## PROBLEM DESCRIPTION
Identify the lines that contain the word "name", then copy them.

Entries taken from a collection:
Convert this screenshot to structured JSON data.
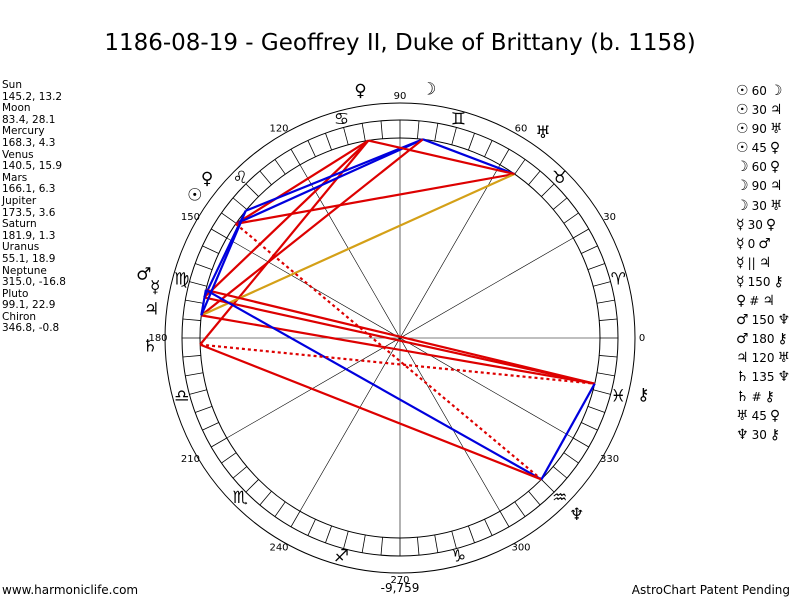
{
  "title": "1186-08-19 - Geoffrey II, Duke of Brittany (b. 1158)",
  "footer": {
    "left": "www.harmoniclife.com",
    "right": "AstroChart Patent Pending",
    "bottom_value": "-9,759"
  },
  "planets": [
    {
      "name": "Sun",
      "coords": "145.2, 13.2",
      "glyph": "☉",
      "lon": 145.2
    },
    {
      "name": "Moon",
      "coords": "83.4, 28.1",
      "glyph": "☽",
      "lon": 83.4
    },
    {
      "name": "Mercury",
      "coords": "168.3, 4.3",
      "glyph": "☿",
      "lon": 168.3
    },
    {
      "name": "Venus",
      "coords": "140.5, 15.9",
      "glyph": "♀",
      "lon": 140.5
    },
    {
      "name": "Mars",
      "coords": "166.1, 6.3",
      "glyph": "♂",
      "lon": 166.1
    },
    {
      "name": "Jupiter",
      "coords": "173.5, 3.6",
      "glyph": "♃",
      "lon": 173.5
    },
    {
      "name": "Saturn",
      "coords": "181.9, 1.3",
      "glyph": "♄",
      "lon": 181.9
    },
    {
      "name": "Uranus",
      "coords": "55.1, 18.9",
      "glyph": "♅",
      "lon": 55.1
    },
    {
      "name": "Neptune",
      "coords": "315.0, -16.8",
      "glyph": "♆",
      "lon": 315.0
    },
    {
      "name": "Pluto",
      "coords": "99.1, 22.9",
      "glyph": "♀",
      "lon": 99.1
    },
    {
      "name": "Chiron",
      "coords": "346.8, -0.8",
      "glyph": "⚷",
      "lon": 346.8
    }
  ],
  "aspects": [
    {
      "p1": "☉",
      "label": "60",
      "p2": "☽"
    },
    {
      "p1": "☉",
      "label": "30",
      "p2": "♃"
    },
    {
      "p1": "☉",
      "label": "90",
      "p2": "♅"
    },
    {
      "p1": "☉",
      "label": "45",
      "p2": "♀"
    },
    {
      "p1": "☽",
      "label": "60",
      "p2": "♀"
    },
    {
      "p1": "☽",
      "label": "90",
      "p2": "♃"
    },
    {
      "p1": "☽",
      "label": "30",
      "p2": "♅"
    },
    {
      "p1": "☿",
      "label": "30",
      "p2": "♀"
    },
    {
      "p1": "☿",
      "label": "0",
      "p2": "♂"
    },
    {
      "p1": "☿",
      "label": "||",
      "p2": "♃"
    },
    {
      "p1": "☿",
      "label": "150",
      "p2": "⚷"
    },
    {
      "p1": "♀",
      "label": "#",
      "p2": "♃"
    },
    {
      "p1": "♂",
      "label": "150",
      "p2": "♆"
    },
    {
      "p1": "♂",
      "label": "180",
      "p2": "⚷"
    },
    {
      "p1": "♃",
      "label": "120",
      "p2": "♅"
    },
    {
      "p1": "♄",
      "label": "135",
      "p2": "♆"
    },
    {
      "p1": "♄",
      "label": "#",
      "p2": "⚷"
    },
    {
      "p1": "♅",
      "label": "45",
      "p2": "♀"
    },
    {
      "p1": "♆",
      "label": "30",
      "p2": "⚷"
    }
  ],
  "degree_labels": [
    {
      "deg": 0,
      "text": "0"
    },
    {
      "deg": 30,
      "text": "30"
    },
    {
      "deg": 60,
      "text": "60"
    },
    {
      "deg": 90,
      "text": "90"
    },
    {
      "deg": 120,
      "text": "120"
    },
    {
      "deg": 150,
      "text": "150"
    },
    {
      "deg": 180,
      "text": "180"
    },
    {
      "deg": 210,
      "text": "210"
    },
    {
      "deg": 240,
      "text": "240"
    },
    {
      "deg": 270,
      "text": "270"
    },
    {
      "deg": 300,
      "text": "300"
    },
    {
      "deg": 330,
      "text": "330"
    }
  ],
  "zodiac_signs": [
    {
      "deg": 15,
      "glyph": "♈"
    },
    {
      "deg": 45,
      "glyph": "♉"
    },
    {
      "deg": 75,
      "glyph": "♊"
    },
    {
      "deg": 105,
      "glyph": "♋"
    },
    {
      "deg": 135,
      "glyph": "♌"
    },
    {
      "deg": 165,
      "glyph": "♍"
    },
    {
      "deg": 195,
      "glyph": "♎"
    },
    {
      "deg": 225,
      "glyph": "♏"
    },
    {
      "deg": 255,
      "glyph": "♐"
    },
    {
      "deg": 285,
      "glyph": "♑"
    },
    {
      "deg": 315,
      "glyph": "♒"
    },
    {
      "deg": 345,
      "glyph": "♓"
    }
  ],
  "aspect_lines": [
    {
      "a": 99.1,
      "b": 145.2,
      "color": "#dd0000",
      "style": "solid"
    },
    {
      "a": 99.1,
      "b": 168.3,
      "color": "#dd0000",
      "style": "solid"
    },
    {
      "a": 99.1,
      "b": 181.9,
      "color": "#dd0000",
      "style": "solid"
    },
    {
      "a": 83.4,
      "b": 140.5,
      "color": "#0000dd",
      "style": "solid"
    },
    {
      "a": 83.4,
      "b": 145.2,
      "color": "#0000dd",
      "style": "solid"
    },
    {
      "a": 83.4,
      "b": 173.5,
      "color": "#dd0000",
      "style": "solid"
    },
    {
      "a": 55.1,
      "b": 145.2,
      "color": "#dd0000",
      "style": "solid"
    },
    {
      "a": 55.1,
      "b": 83.4,
      "color": "#0000dd",
      "style": "solid"
    },
    {
      "a": 55.1,
      "b": 173.5,
      "color": "#d4a017",
      "style": "solid"
    },
    {
      "a": 55.1,
      "b": 99.1,
      "color": "#dd0000",
      "style": "solid"
    },
    {
      "a": 140.5,
      "b": 168.3,
      "color": "#0000dd",
      "style": "solid"
    },
    {
      "a": 168.3,
      "b": 346.8,
      "color": "#dd0000",
      "style": "solid"
    },
    {
      "a": 166.1,
      "b": 346.8,
      "color": "#dd0000",
      "style": "solid"
    },
    {
      "a": 173.5,
      "b": 346.8,
      "color": "#dd0000",
      "style": "solid"
    },
    {
      "a": 166.1,
      "b": 315.0,
      "color": "#0000dd",
      "style": "solid"
    },
    {
      "a": 181.9,
      "b": 315.0,
      "color": "#dd0000",
      "style": "solid"
    },
    {
      "a": 181.9,
      "b": 346.8,
      "color": "#dd0000",
      "style": "dotted"
    },
    {
      "a": 145.2,
      "b": 315.0,
      "color": "#dd0000",
      "style": "dotted"
    },
    {
      "a": 315.0,
      "b": 346.8,
      "color": "#0000dd",
      "style": "solid"
    },
    {
      "a": 166.1,
      "b": 173.5,
      "color": "#0000dd",
      "style": "solid"
    },
    {
      "a": 140.5,
      "b": 173.5,
      "color": "#0000dd",
      "style": "solid"
    }
  ]
}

## TASK SOLUTION
      "name": "Sun",
      "name": "Moon",
      "name": "Mercury",
      "name": "Venus",
      "name": "Mars",
      "name": "Jupiter",
      "name": "Saturn",
      "name": "Uranus",
      "name": "Neptune",
      "name": "Pluto",
      "name": "Chiron",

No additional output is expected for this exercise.